> _Given task_:
Repeat the listing exactly as given, omitting every image.

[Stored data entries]
------------
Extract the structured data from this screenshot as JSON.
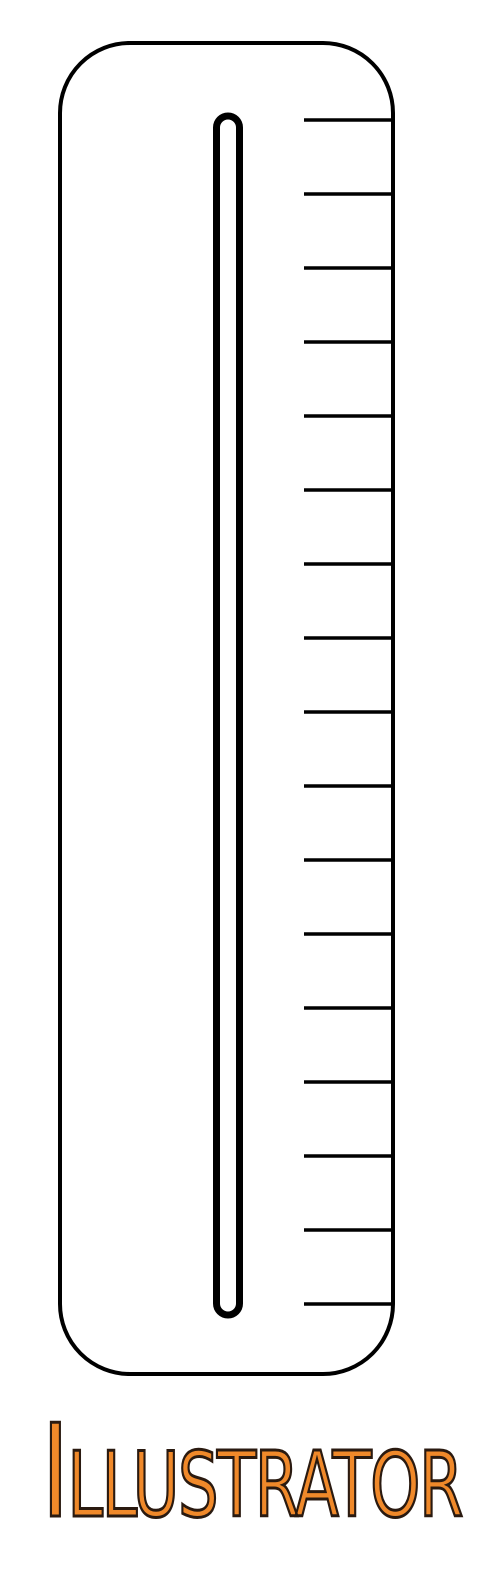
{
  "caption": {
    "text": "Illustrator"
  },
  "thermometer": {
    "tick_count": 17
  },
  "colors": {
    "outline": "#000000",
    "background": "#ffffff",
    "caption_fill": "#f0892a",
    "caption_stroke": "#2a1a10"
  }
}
------------
> _Task response_:
Extract the structured data from this screenshot as JSON.
{
  "caption": {
    "text": "Illustrator"
  },
  "thermometer": {
    "tick_count": 17
  },
  "colors": {
    "outline": "#000000",
    "background": "#ffffff",
    "caption_fill": "#f0892a",
    "caption_stroke": "#2a1a10"
  }
}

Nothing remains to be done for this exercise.